- _Required task_
In the dated quotations below, what English meaning is given for the Tamil saying listed under May 22, 2024?

- _Passage given_
Our past is written on our bodies.

May 23, 2024

The pleasure in the moment of us believing and not believing at the same time is a jolt of self-assertion. This split, believer and disbeliever, becomes a crack in Plato's edifice. (William Kentridge, Six Drawing Lessons, p.16)

May 22, 2024

Chuvaru irunthalthan chithrangalum padamum poda mudium (Tamil saying: You can't hang a picture without a wall)

May 20, 2024

Humor is relief at having found sense in nonsense. (Sue Parman in reaction to Winfried Menninghaus, In Praise of Nonsense: Kant and Bluebeard)

May 19, 2024

She could get high C out of a potato. (Kay Ryan about Annie Dillard, Synthesizing Gravity, p.214)

May 17, 2024

The best preparation for an adventure is to pack a gargoyle. (Sue Parman)

May 15, 2024

The fact that the mind can move around in a poem—is asked to do this—is why poetry is considered the supreme art. Poetry is the shape and size of the mind. It works the way the mind works. It is deeply compatible with whatever it is we are. We dissolve in it; it dissolves in us. (Kay Ryan, Synthesizing Gravity, p.229)

May 5, 2024

Saint: A sinner whose life story has been edited and revised. (The Devil's Dictionary)

May 3, 2024

In the land of the one-eyed, the two-eyed are freaks. (Katy Tur, MSNBC)

May 2, 2024

Silence is a luxury of the rich. (Alex Ross, "What is Noise?" The New Yorker, April 22 & 29, 2024: p. 23)

April 30, 2024

Embrace your inner sloth.

April 29, 2024

Dicktionary: a book containing a collection of misogynist terms; Inciteful: the ability to always come up with the right quote; Stillable: segments of speech produced without moving your lips.

- _Entries_

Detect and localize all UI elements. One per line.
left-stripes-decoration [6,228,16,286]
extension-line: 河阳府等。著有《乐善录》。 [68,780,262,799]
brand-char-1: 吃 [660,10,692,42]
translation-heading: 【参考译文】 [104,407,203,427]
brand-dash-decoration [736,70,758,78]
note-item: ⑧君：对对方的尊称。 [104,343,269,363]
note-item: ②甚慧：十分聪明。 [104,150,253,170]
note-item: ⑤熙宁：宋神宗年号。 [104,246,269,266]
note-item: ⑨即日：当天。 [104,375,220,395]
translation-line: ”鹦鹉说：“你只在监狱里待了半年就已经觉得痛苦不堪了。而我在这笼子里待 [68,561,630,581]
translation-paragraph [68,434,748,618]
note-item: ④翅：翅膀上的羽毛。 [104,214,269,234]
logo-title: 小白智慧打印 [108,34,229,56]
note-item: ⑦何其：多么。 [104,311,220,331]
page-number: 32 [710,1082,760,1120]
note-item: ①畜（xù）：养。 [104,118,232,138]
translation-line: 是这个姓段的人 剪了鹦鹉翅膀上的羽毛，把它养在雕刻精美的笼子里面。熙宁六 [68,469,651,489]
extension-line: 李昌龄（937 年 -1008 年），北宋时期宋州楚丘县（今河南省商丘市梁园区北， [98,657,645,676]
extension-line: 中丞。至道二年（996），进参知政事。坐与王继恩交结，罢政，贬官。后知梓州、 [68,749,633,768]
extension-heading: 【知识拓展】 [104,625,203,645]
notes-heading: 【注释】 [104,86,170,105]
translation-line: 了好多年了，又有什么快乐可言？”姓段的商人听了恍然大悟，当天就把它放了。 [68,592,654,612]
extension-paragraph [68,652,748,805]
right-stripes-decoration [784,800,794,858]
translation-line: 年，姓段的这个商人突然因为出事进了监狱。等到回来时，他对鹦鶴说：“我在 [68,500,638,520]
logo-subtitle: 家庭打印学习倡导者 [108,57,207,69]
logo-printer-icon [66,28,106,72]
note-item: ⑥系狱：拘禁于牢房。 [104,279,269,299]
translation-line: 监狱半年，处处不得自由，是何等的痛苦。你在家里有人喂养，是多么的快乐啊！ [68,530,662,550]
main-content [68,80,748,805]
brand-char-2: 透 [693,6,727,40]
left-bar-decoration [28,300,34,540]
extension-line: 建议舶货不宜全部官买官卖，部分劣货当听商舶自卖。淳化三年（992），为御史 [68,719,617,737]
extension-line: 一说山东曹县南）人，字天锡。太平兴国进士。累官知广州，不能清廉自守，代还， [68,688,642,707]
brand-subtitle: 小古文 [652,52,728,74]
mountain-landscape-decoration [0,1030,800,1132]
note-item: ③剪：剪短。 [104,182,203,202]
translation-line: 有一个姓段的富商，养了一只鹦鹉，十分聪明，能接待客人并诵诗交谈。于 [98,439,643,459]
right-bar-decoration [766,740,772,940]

- _Task answer_
You can't hang a picture without a wall.